- **What needs to be done**: Copy all the material that follows, keeping every character the same.

- **Input rows**:
───

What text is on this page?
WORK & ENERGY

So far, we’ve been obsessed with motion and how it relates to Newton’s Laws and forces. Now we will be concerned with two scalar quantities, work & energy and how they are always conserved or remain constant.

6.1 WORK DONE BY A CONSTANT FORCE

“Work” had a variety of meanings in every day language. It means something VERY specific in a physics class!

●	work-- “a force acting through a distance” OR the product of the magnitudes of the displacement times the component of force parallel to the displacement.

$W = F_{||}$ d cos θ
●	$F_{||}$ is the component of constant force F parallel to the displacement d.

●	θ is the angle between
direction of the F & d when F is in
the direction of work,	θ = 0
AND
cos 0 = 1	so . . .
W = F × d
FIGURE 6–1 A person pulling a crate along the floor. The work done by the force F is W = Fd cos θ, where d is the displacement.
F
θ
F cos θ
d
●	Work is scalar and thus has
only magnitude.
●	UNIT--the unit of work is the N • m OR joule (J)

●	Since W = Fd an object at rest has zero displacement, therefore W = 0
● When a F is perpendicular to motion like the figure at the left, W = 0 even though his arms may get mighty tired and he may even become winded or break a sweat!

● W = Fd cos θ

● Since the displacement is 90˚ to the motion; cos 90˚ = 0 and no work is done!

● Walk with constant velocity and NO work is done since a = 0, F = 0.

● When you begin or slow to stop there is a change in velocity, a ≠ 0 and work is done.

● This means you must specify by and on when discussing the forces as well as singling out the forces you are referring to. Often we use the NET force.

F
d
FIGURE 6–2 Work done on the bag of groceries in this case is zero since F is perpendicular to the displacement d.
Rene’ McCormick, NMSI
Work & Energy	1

───

- **Task solution**:
What text is on this page?
WORK & ENERGY

So far, we’ve been obsessed with motion and how it relates to Newton’s Laws and forces. Now we will be concerned with two scalar quantities, work & energy and how they are always conserved or remain constant.

6.1 WORK DONE BY A CONSTANT FORCE

“Work” had a variety of meanings in every day language. It means something VERY specific in a physics class!

●	work-- “a force acting through a distance” OR the product of the magnitudes of the displacement times the component of force parallel to the displacement.

$W = F_{||}$ d cos θ
●	$F_{||}$ is the component of constant force F parallel to the displacement d.

●	θ is the angle between
direction of the F & d when F is in
the direction of work,	θ = 0
AND
cos 0 = 1	so . . .
W = F × d
FIGURE 6–1 A person pulling a crate along the floor. The work done by the force F is W = Fd cos θ, where d is the displacement.
F
θ
F cos θ
d
●	Work is scalar and thus has
only magnitude.
●	UNIT--the unit of work is the N • m OR joule (J)

●	Since W = Fd an object at rest has zero displacement, therefore W = 0
● When a F is perpendicular to motion like the figure at the left, W = 0 even though his arms may get mighty tired and he may even become winded or break a sweat!

● W = Fd cos θ

● Since the displacement is 90˚ to the motion; cos 90˚ = 0 and no work is done!

● Walk with constant velocity and NO work is done since a = 0, F = 0.

● When you begin or slow to stop there is a change in velocity, a ≠ 0 and work is done.

● This means you must specify by and on when discussing the forces as well as singling out the forces you are referring to. Often we use the NET force.

F
d
FIGURE 6–2 Work done on the bag of groceries in this case is zero since F is perpendicular to the displacement d.
Rene’ McCormick, NMSI
Work & Energy	1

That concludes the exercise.